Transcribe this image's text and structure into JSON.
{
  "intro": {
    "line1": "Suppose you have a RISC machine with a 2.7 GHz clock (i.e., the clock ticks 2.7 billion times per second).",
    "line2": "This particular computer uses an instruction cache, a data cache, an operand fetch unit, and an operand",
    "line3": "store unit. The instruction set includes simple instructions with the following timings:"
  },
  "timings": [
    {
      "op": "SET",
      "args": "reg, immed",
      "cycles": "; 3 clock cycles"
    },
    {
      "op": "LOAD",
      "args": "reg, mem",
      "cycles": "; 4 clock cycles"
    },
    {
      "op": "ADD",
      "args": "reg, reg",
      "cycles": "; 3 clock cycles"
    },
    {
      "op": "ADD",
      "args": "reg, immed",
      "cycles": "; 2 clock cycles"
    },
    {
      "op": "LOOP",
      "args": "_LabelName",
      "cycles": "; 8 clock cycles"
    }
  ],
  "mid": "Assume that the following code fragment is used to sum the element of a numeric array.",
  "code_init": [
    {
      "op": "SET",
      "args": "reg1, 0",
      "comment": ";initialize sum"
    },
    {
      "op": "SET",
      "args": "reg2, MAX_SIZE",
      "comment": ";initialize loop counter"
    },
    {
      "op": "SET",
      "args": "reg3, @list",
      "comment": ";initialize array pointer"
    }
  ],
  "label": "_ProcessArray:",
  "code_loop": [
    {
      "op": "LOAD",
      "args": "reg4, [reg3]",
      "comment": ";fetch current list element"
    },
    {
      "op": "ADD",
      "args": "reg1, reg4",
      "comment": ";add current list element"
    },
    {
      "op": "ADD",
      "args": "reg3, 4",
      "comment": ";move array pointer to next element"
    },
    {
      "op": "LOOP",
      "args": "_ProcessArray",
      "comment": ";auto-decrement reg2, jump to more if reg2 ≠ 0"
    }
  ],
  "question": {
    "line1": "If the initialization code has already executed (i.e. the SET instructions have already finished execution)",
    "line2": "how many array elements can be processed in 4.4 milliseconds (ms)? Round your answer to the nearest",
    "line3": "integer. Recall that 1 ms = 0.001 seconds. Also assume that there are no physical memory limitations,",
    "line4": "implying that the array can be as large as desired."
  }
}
_____
## [YOUR TASK]
Retype the listing. Match it exactly.

## [RESULT OF THE TASK]
Transcribe this image's text and structure into JSON.
{
  "intro": {
    "line1": "Suppose you have a RISC machine with a 2.7 GHz clock (i.e., the clock ticks 2.7 billion times per second).",
    "line2": "This particular computer uses an instruction cache, a data cache, an operand fetch unit, and an operand",
    "line3": "store unit. The instruction set includes simple instructions with the following timings:"
  },
  "timings": [
    {
      "op": "SET",
      "args": "reg, immed",
      "cycles": "; 3 clock cycles"
    },
    {
      "op": "LOAD",
      "args": "reg, mem",
      "cycles": "; 4 clock cycles"
    },
    {
      "op": "ADD",
      "args": "reg, reg",
      "cycles": "; 3 clock cycles"
    },
    {
      "op": "ADD",
      "args": "reg, immed",
      "cycles": "; 2 clock cycles"
    },
    {
      "op": "LOOP",
      "args": "_LabelName",
      "cycles": "; 8 clock cycles"
    }
  ],
  "mid": "Assume that the following code fragment is used to sum the element of a numeric array.",
  "code_init": [
    {
      "op": "SET",
      "args": "reg1, 0",
      "comment": ";initialize sum"
    },
    {
      "op": "SET",
      "args": "reg2, MAX_SIZE",
      "comment": ";initialize loop counter"
    },
    {
      "op": "SET",
      "args": "reg3, @list",
      "comment": ";initialize array pointer"
    }
  ],
  "label": "_ProcessArray:",
  "code_loop": [
    {
      "op": "LOAD",
      "args": "reg4, [reg3]",
      "comment": ";fetch current list element"
    },
    {
      "op": "ADD",
      "args": "reg1, reg4",
      "comment": ";add current list element"
    },
    {
      "op": "ADD",
      "args": "reg3, 4",
      "comment": ";move array pointer to next element"
    },
    {
      "op": "LOOP",
      "args": "_ProcessArray",
      "comment": ";auto-decrement reg2, jump to more if reg2 ≠ 0"
    }
  ],
  "question": {
    "line1": "If the initialization code has already executed (i.e. the SET instructions have already finished execution)",
    "line2": "how many array elements can be processed in 4.4 milliseconds (ms)? Round your answer to the nearest",
    "line3": "integer. Recall that 1 ms = 0.001 seconds. Also assume that there are no physical memory limitations,",
    "line4": "implying that the array can be as large as desired."
  }
}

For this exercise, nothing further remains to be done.